[DATA SUPPLIED]
⟨

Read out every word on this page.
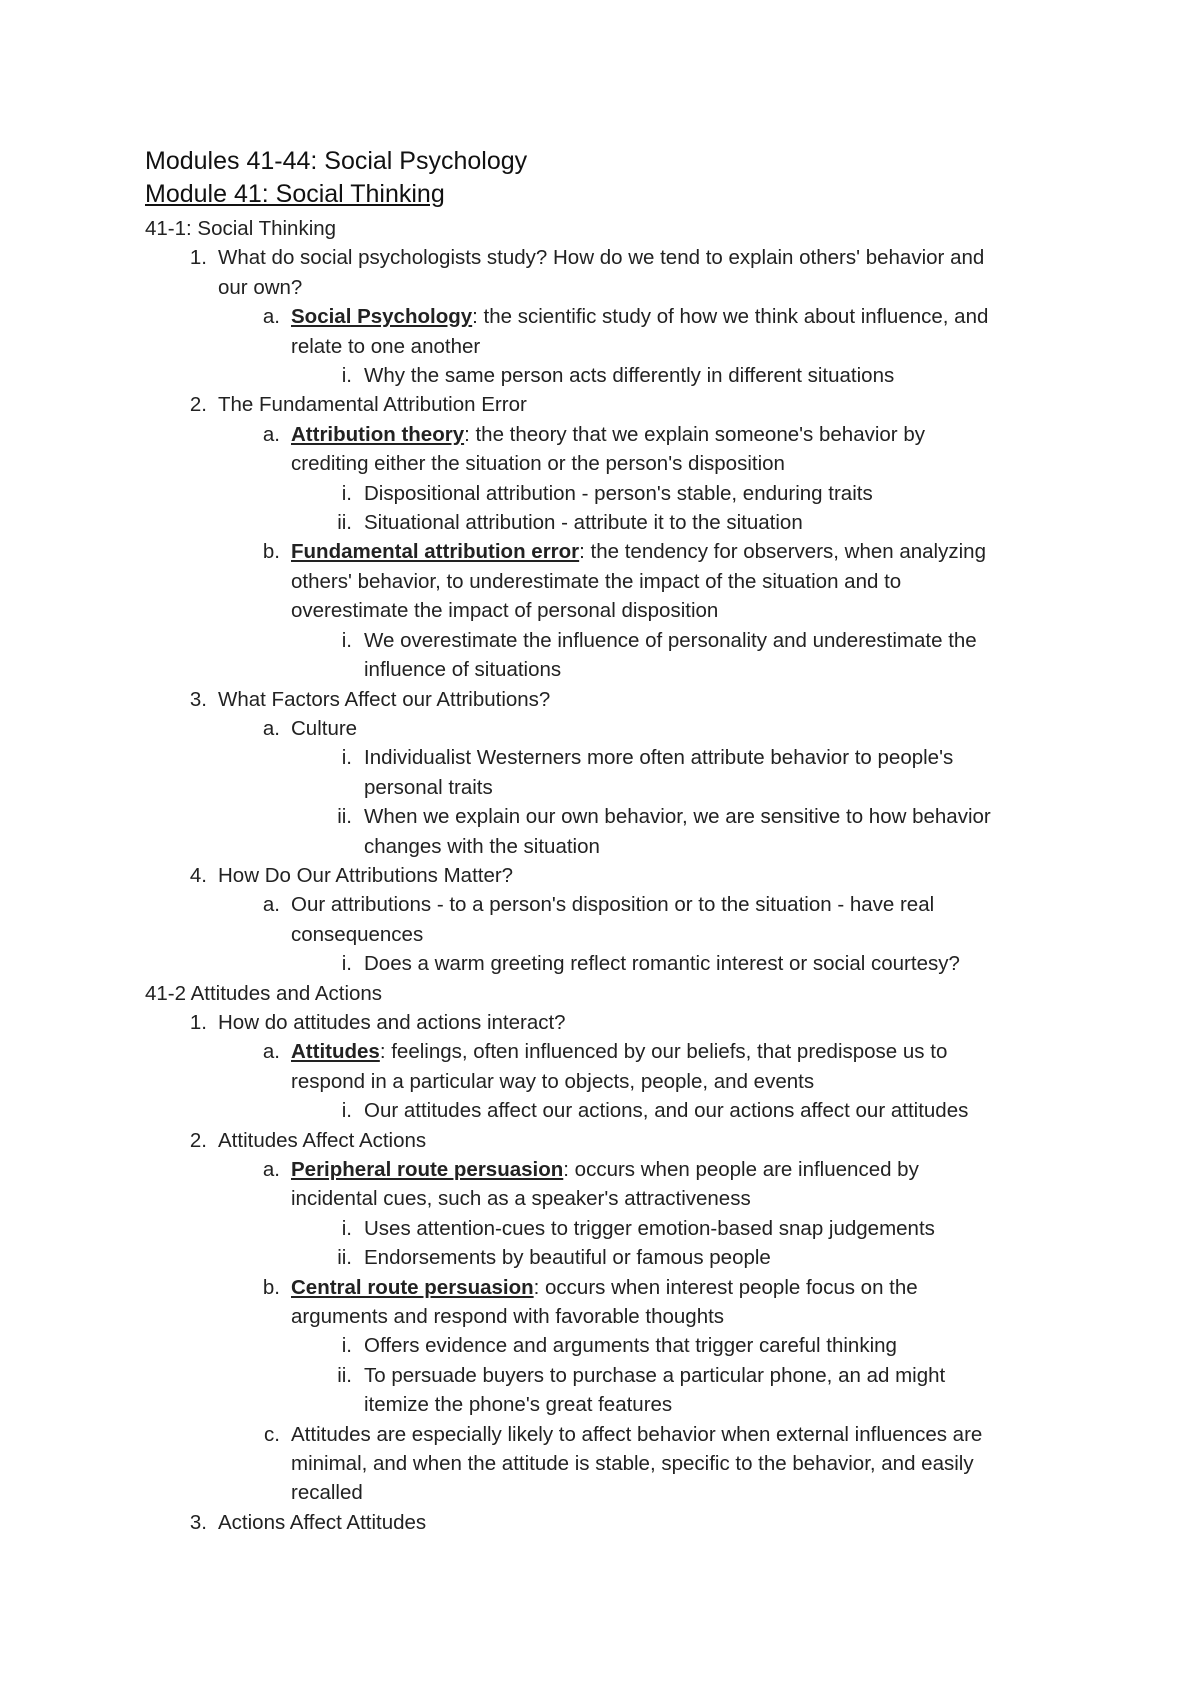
Modules 41-44: Social Psychology
Module 41: Social Thinking
41-1: Social Thinking
1. What do social psychologists study? How do we tend to explain others' behavior and
our own?
a. Social Psychology: the scientific study of how we think about influence, and
relate to one another
i. Why the same person acts differently in different situations
2. The Fundamental Attribution Error
a. Attribution theory: the theory that we explain someone's behavior by
crediting either the situation or the person's disposition
i. Dispositional attribution - person's stable, enduring traits
ii. Situational attribution - attribute it to the situation
b. Fundamental attribution error: the tendency for observers, when analyzing
others' behavior, to underestimate the impact of the situation and to
overestimate the impact of personal disposition
i. We overestimate the influence of personality and underestimate the
influence of situations
3. What Factors Affect our Attributions?
a. Culture
i. Individualist Westerners more often attribute behavior to people's
personal traits
ii. When we explain our own behavior, we are sensitive to how behavior
changes with the situation
4. How Do Our Attributions Matter?
a. Our attributions - to a person's disposition or to the situation - have real
consequences
i. Does a warm greeting reflect romantic interest or social courtesy?
41-2 Attitudes and Actions
1. How do attitudes and actions interact?
a. Attitudes: feelings, often influenced by our beliefs, that predispose us to
respond in a particular way to objects, people, and events
i. Our attitudes affect our actions, and our actions affect our attitudes
2. Attitudes Affect Actions
a. Peripheral route persuasion: occurs when people are influenced by
incidental cues, such as a speaker's attractiveness
i. Uses attention-cues to trigger emotion-based snap judgements
ii. Endorsements by beautiful or famous people
b. Central route persuasion: occurs when interest people focus on the
arguments and respond with favorable thoughts
i. Offers evidence and arguments that trigger careful thinking
ii. To persuade buyers to purchase a particular phone, an ad might
itemize the phone's great features
c. Attitudes are especially likely to affect behavior when external influences are
minimal, and when the attitude is stable, specific to the behavior, and easily
recalled
3. Actions Affect Attitudes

⟩

Return the whole listing, word for word, and leave out every picture.

Read out every word on this page.
Modules 41-44: Social Psychology
Module 41: Social Thinking
41-1: Social Thinking
1. What do social psychologists study? How do we tend to explain others' behavior and
our own?
a. Social Psychology: the scientific study of how we think about influence, and
relate to one another
i. Why the same person acts differently in different situations
2. The Fundamental Attribution Error
a. Attribution theory: the theory that we explain someone's behavior by
crediting either the situation or the person's disposition
i. Dispositional attribution - person's stable, enduring traits
ii. Situational attribution - attribute it to the situation
b. Fundamental attribution error: the tendency for observers, when analyzing
others' behavior, to underestimate the impact of the situation and to
overestimate the impact of personal disposition
i. We overestimate the influence of personality and underestimate the
influence of situations
3. What Factors Affect our Attributions?
a. Culture
i. Individualist Westerners more often attribute behavior to people's
personal traits
ii. When we explain our own behavior, we are sensitive to how behavior
changes with the situation
4. How Do Our Attributions Matter?
a. Our attributions - to a person's disposition or to the situation - have real
consequences
i. Does a warm greeting reflect romantic interest or social courtesy?
41-2 Attitudes and Actions
1. How do attitudes and actions interact?
a. Attitudes: feelings, often influenced by our beliefs, that predispose us to
respond in a particular way to objects, people, and events
i. Our attitudes affect our actions, and our actions affect our attitudes
2. Attitudes Affect Actions
a. Peripheral route persuasion: occurs when people are influenced by
incidental cues, such as a speaker's attractiveness
i. Uses attention-cues to trigger emotion-based snap judgements
ii. Endorsements by beautiful or famous people
b. Central route persuasion: occurs when interest people focus on the
arguments and respond with favorable thoughts
i. Offers evidence and arguments that trigger careful thinking
ii. To persuade buyers to purchase a particular phone, an ad might
itemize the phone's great features
c. Attitudes are especially likely to affect behavior when external influences are
minimal, and when the attitude is stable, specific to the behavior, and easily
recalled
3. Actions Affect Attitudes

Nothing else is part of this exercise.